====== Dataset entries

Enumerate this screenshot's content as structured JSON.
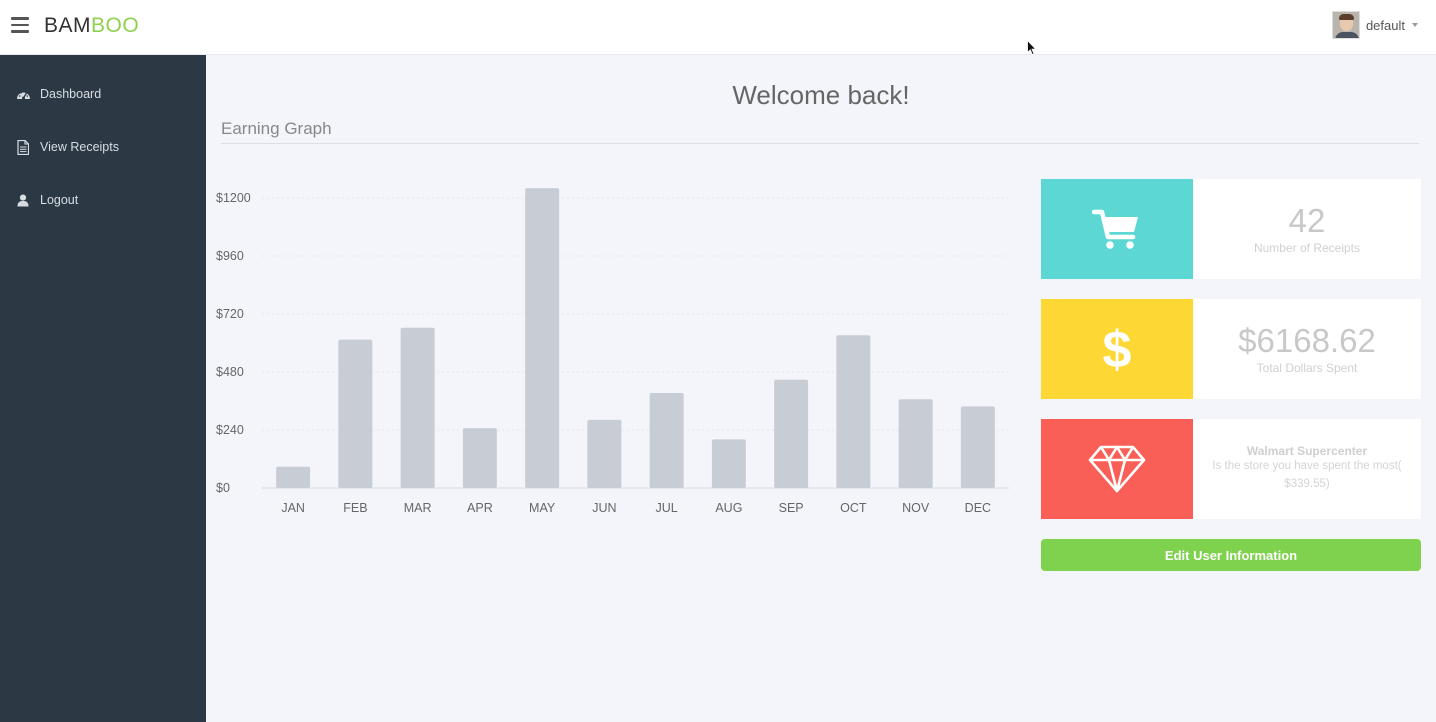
{
  "header": {
    "brand_part1": "BAM",
    "brand_part2": "BOO",
    "user_name": "default"
  },
  "sidebar": {
    "items": [
      {
        "label": "Dashboard",
        "icon": "dashboard-icon"
      },
      {
        "label": "View Receipts",
        "icon": "document-icon"
      },
      {
        "label": "Logout",
        "icon": "user-icon"
      }
    ]
  },
  "main": {
    "welcome": "Welcome back!",
    "section_title": "Earning Graph"
  },
  "stats": {
    "receipts_count": "42",
    "receipts_label": "Number of Receipts",
    "total_spent": "$6168.62",
    "total_spent_label": "Total Dollars Spent",
    "store_name": "Walmart Supercenter",
    "store_desc_line1": "Is the store you have spent the most(",
    "store_desc_line2": "$339.55)"
  },
  "actions": {
    "edit_label": "Edit User Information"
  },
  "colors": {
    "accent_green": "#7fd24d",
    "tile_teal": "#5dd7d4",
    "tile_yellow": "#fdd835",
    "tile_red": "#fa5f57",
    "bar": "#c8ccd5",
    "sidebar": "#2c3945"
  },
  "chart_data": {
    "type": "bar",
    "categories": [
      "JAN",
      "FEB",
      "MAR",
      "APR",
      "MAY",
      "JUN",
      "JUL",
      "AUG",
      "SEP",
      "OCT",
      "NOV",
      "DEC"
    ],
    "values": [
      88,
      614,
      663,
      248,
      1241,
      282,
      393,
      201,
      448,
      632,
      367,
      338
    ],
    "yticks": [
      "$0",
      "$240",
      "$480",
      "$720",
      "$960",
      "$1200"
    ],
    "ylim": [
      0,
      1200
    ],
    "grid": true,
    "title": "",
    "xlabel": "",
    "ylabel": ""
  }
}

============

What you are asked to do - Copy out every line of the material above exactly, skipping the pictures.

Finished exercise -
Enumerate this screenshot's content as structured JSON.
{
  "header": {
    "brand_part1": "BAM",
    "brand_part2": "BOO",
    "user_name": "default"
  },
  "sidebar": {
    "items": [
      {
        "label": "Dashboard",
        "icon": "dashboard-icon"
      },
      {
        "label": "View Receipts",
        "icon": "document-icon"
      },
      {
        "label": "Logout",
        "icon": "user-icon"
      }
    ]
  },
  "main": {
    "welcome": "Welcome back!",
    "section_title": "Earning Graph"
  },
  "stats": {
    "receipts_count": "42",
    "receipts_label": "Number of Receipts",
    "total_spent": "$6168.62",
    "total_spent_label": "Total Dollars Spent",
    "store_name": "Walmart Supercenter",
    "store_desc_line1": "Is the store you have spent the most(",
    "store_desc_line2": "$339.55)"
  },
  "actions": {
    "edit_label": "Edit User Information"
  },
  "colors": {
    "accent_green": "#7fd24d",
    "tile_teal": "#5dd7d4",
    "tile_yellow": "#fdd835",
    "tile_red": "#fa5f57",
    "bar": "#c8ccd5",
    "sidebar": "#2c3945"
  },
  "chart_data": {
    "type": "bar",
    "categories": [
      "JAN",
      "FEB",
      "MAR",
      "APR",
      "MAY",
      "JUN",
      "JUL",
      "AUG",
      "SEP",
      "OCT",
      "NOV",
      "DEC"
    ],
    "values": [
      88,
      614,
      663,
      248,
      1241,
      282,
      393,
      201,
      448,
      632,
      367,
      338
    ],
    "yticks": [
      "$0",
      "$240",
      "$480",
      "$720",
      "$960",
      "$1200"
    ],
    "ylim": [
      0,
      1200
    ],
    "grid": true,
    "title": "",
    "xlabel": "",
    "ylabel": ""
  }
}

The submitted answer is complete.